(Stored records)
"""

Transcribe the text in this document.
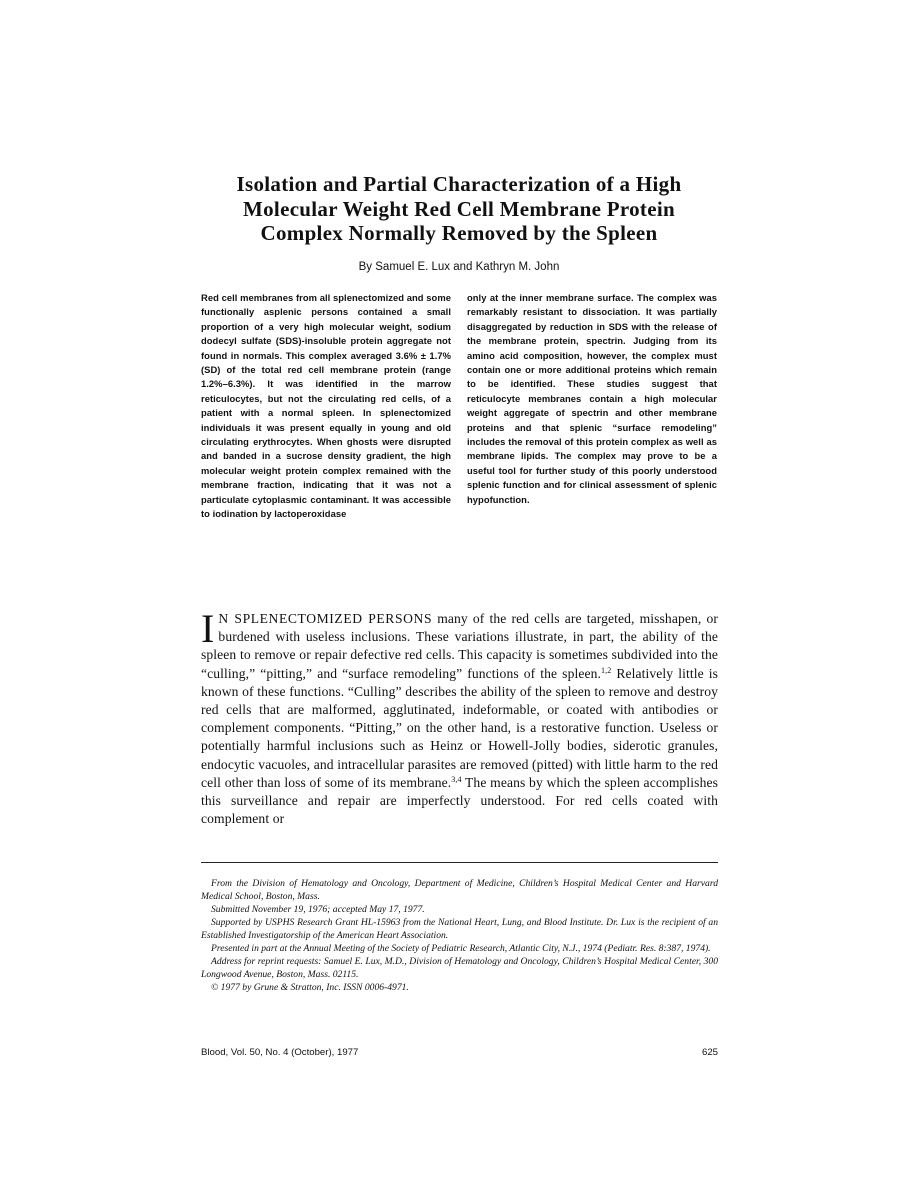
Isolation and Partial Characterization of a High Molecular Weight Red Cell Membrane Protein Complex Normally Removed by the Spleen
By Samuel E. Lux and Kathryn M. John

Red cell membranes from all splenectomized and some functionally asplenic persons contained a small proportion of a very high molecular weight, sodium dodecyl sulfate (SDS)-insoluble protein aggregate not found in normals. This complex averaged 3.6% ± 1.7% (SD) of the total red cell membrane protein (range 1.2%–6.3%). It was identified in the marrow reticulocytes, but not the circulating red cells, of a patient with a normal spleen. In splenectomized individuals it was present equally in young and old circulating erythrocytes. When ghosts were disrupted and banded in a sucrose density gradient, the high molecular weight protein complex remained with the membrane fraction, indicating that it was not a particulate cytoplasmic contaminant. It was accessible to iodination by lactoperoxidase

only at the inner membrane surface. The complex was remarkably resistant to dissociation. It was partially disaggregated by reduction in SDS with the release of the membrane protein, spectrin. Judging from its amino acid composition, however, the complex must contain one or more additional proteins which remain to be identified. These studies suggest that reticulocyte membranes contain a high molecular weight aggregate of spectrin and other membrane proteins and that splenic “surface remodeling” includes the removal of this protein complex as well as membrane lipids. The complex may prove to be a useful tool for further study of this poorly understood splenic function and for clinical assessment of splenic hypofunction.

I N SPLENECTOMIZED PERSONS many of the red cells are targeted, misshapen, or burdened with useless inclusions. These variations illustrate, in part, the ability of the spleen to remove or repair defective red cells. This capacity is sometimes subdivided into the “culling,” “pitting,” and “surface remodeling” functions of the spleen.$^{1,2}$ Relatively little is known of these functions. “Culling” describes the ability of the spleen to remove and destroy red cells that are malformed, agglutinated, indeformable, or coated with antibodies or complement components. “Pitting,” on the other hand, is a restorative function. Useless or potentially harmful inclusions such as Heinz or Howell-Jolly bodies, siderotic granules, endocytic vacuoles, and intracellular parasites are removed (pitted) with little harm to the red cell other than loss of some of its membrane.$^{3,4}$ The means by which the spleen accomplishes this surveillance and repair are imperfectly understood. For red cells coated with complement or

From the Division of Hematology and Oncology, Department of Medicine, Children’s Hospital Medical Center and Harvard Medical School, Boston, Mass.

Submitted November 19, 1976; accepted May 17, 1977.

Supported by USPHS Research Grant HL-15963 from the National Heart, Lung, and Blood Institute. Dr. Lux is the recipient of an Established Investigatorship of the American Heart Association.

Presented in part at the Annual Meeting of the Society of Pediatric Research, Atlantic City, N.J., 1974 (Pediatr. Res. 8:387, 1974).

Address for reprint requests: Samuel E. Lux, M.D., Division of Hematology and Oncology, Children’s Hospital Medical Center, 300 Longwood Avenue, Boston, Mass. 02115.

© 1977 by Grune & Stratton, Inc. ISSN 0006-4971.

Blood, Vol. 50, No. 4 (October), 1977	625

"""

Go through the entries above, and wherever a line holds the word "which", copy that line.

only at the inner membrane surface. The complex was remarkably resistant to dissociation. It was partially disaggregated by reduction in SDS with the release of the membrane protein, spectrin. Judging from its amino acid composition, however, the complex must contain one or more additional proteins which remain to be identified. These studies suggest that reticulocyte membranes contain a high molecular weight aggregate of spectrin and other membrane proteins and that splenic “surface remodeling” includes the removal of this protein complex as well as membrane lipids. The complex may prove to be a useful tool for further study of this poorly understood splenic function and for clinical assessment of splenic hypofunction.
I N SPLENECTOMIZED PERSONS many of the red cells are targeted, misshapen, or burdened with useless inclusions. These variations illustrate, in part, the ability of the spleen to remove or repair defective red cells. This capacity is sometimes subdivided into the “culling,” “pitting,” and “surface remodeling” functions of the spleen.$^{1,2}$ Relatively little is known of these functions. “Culling” describes the ability of the spleen to remove and destroy red cells that are malformed, agglutinated, indeformable, or coated with antibodies or complement components. “Pitting,” on the other hand, is a restorative function. Useless or potentially harmful inclusions such as Heinz or Howell-Jolly bodies, siderotic granules, endocytic vacuoles, and intracellular parasites are removed (pitted) with little harm to the red cell other than loss of some of its membrane.$^{3,4}$ The means by which the spleen accomplishes this surveillance and repair are imperfectly understood. For red cells coated with complement or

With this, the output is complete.